STATED EXERCISE: Could you repeat the records below exactly, leaving out any pictures?

THE INPUT:
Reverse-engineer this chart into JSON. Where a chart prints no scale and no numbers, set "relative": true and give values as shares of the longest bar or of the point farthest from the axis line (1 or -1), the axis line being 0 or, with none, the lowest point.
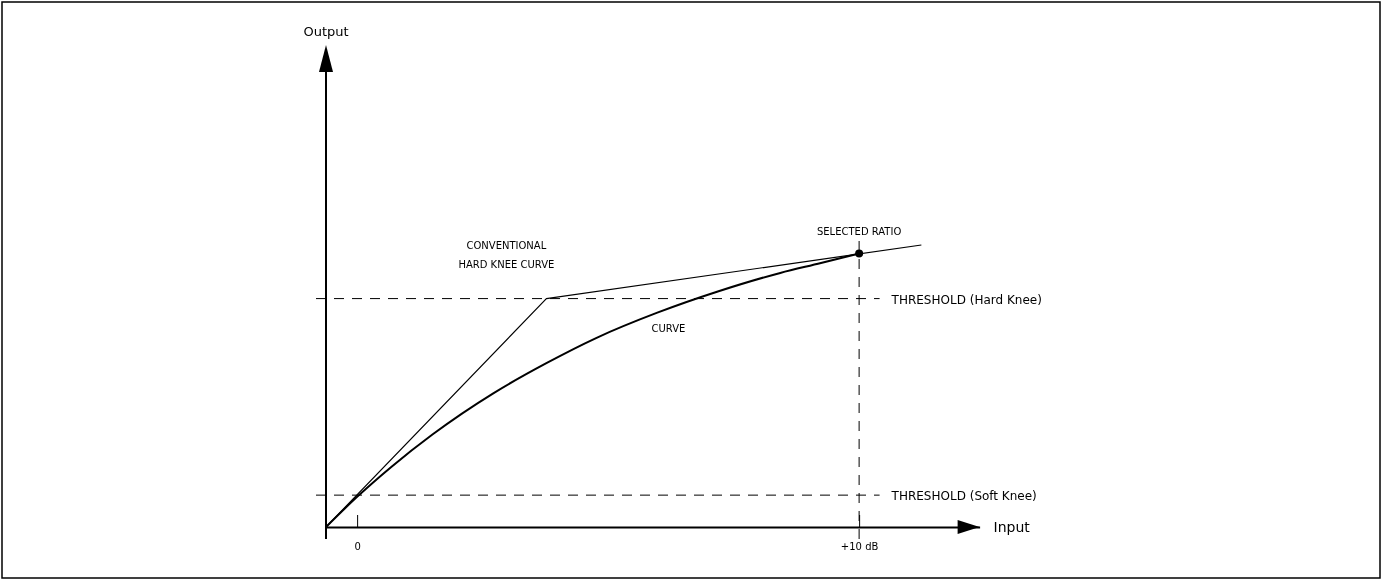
{
  "chart_data": {
    "type": "line",
    "relative": true,
    "xlabel": "Input",
    "xlim": [
      -0.62,
      12.4
    ],
    "xticks": [
      0,
      {
        "value": 10,
        "label": "+10 dB"
      }
    ],
    "marker": "none",
    "line_style": "solid",
    "series": [
      {
        "name": "CONVENTIONAL HARD KNEE CURVE",
        "color": "#000000",
        "x": [
          -0.62,
          3.77,
          11.24
        ],
        "values": [
          0,
          0.81,
          1
        ]
      },
      {
        "name": "CURVE",
        "color": "#000000",
        "x": [
          -0.62,
          0,
          0.68,
          1.5,
          2.72,
          3.77,
          4.76,
          5.98,
          7.2,
          8.43,
          9.24,
          10
        ],
        "values": [
          0,
          0.107,
          0.213,
          0.328,
          0.475,
          0.581,
          0.67,
          0.76,
          0.836,
          0.901,
          0.936,
          0.97
        ]
      },
      {
        "type": "scatter",
        "marker": "circle",
        "color": "#000000",
        "x": [
          10
        ],
        "values": [
          0.97
        ]
      }
    ],
    "ref_lines": [
      {
        "axis": "y",
        "value": 0.81,
        "label": "THRESHOLD (Hard Knee)",
        "line_style": "dashed"
      },
      {
        "axis": "y",
        "value": 0.113,
        "label": "THRESHOLD (Soft Knee)",
        "line_style": "dashed"
      },
      {
        "axis": "x",
        "value": 10,
        "line_style": "dashed"
      }
    ],
    "annotations": [
      "Output",
      {
        "text": "SELECTED RATIO",
        "x": 10,
        "y": 0.97
      }
    ]
  }
}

WRITTEN SOLUTION:
Reverse-engineer this chart into JSON. Where a chart prints no scale and no numbers, set "relative": true and give values as shares of the longest bar or of the point farthest from the axis line (1 or -1), the axis line being 0 or, with none, the lowest point.
{
  "chart_data": {
    "type": "line",
    "relative": true,
    "xlabel": "Input",
    "xlim": [
      -0.62,
      12.4
    ],
    "xticks": [
      0,
      {
        "value": 10,
        "label": "+10 dB"
      }
    ],
    "marker": "none",
    "line_style": "solid",
    "series": [
      {
        "name": "CONVENTIONAL HARD KNEE CURVE",
        "color": "#000000",
        "x": [
          -0.62,
          3.77,
          11.24
        ],
        "values": [
          0,
          0.81,
          1
        ]
      },
      {
        "name": "CURVE",
        "color": "#000000",
        "x": [
          -0.62,
          0,
          0.68,
          1.5,
          2.72,
          3.77,
          4.76,
          5.98,
          7.2,
          8.43,
          9.24,
          10
        ],
        "values": [
          0,
          0.107,
          0.213,
          0.328,
          0.475,
          0.581,
          0.67,
          0.76,
          0.836,
          0.901,
          0.936,
          0.97
        ]
      },
      {
        "type": "scatter",
        "marker": "circle",
        "color": "#000000",
        "x": [
          10
        ],
        "values": [
          0.97
        ]
      }
    ],
    "ref_lines": [
      {
        "axis": "y",
        "value": 0.81,
        "label": "THRESHOLD (Hard Knee)",
        "line_style": "dashed"
      },
      {
        "axis": "y",
        "value": 0.113,
        "label": "THRESHOLD (Soft Knee)",
        "line_style": "dashed"
      },
      {
        "axis": "x",
        "value": 10,
        "line_style": "dashed"
      }
    ],
    "annotations": [
      "Output",
      {
        "text": "SELECTED RATIO",
        "x": 10,
        "y": 0.97
      }
    ]
  }
}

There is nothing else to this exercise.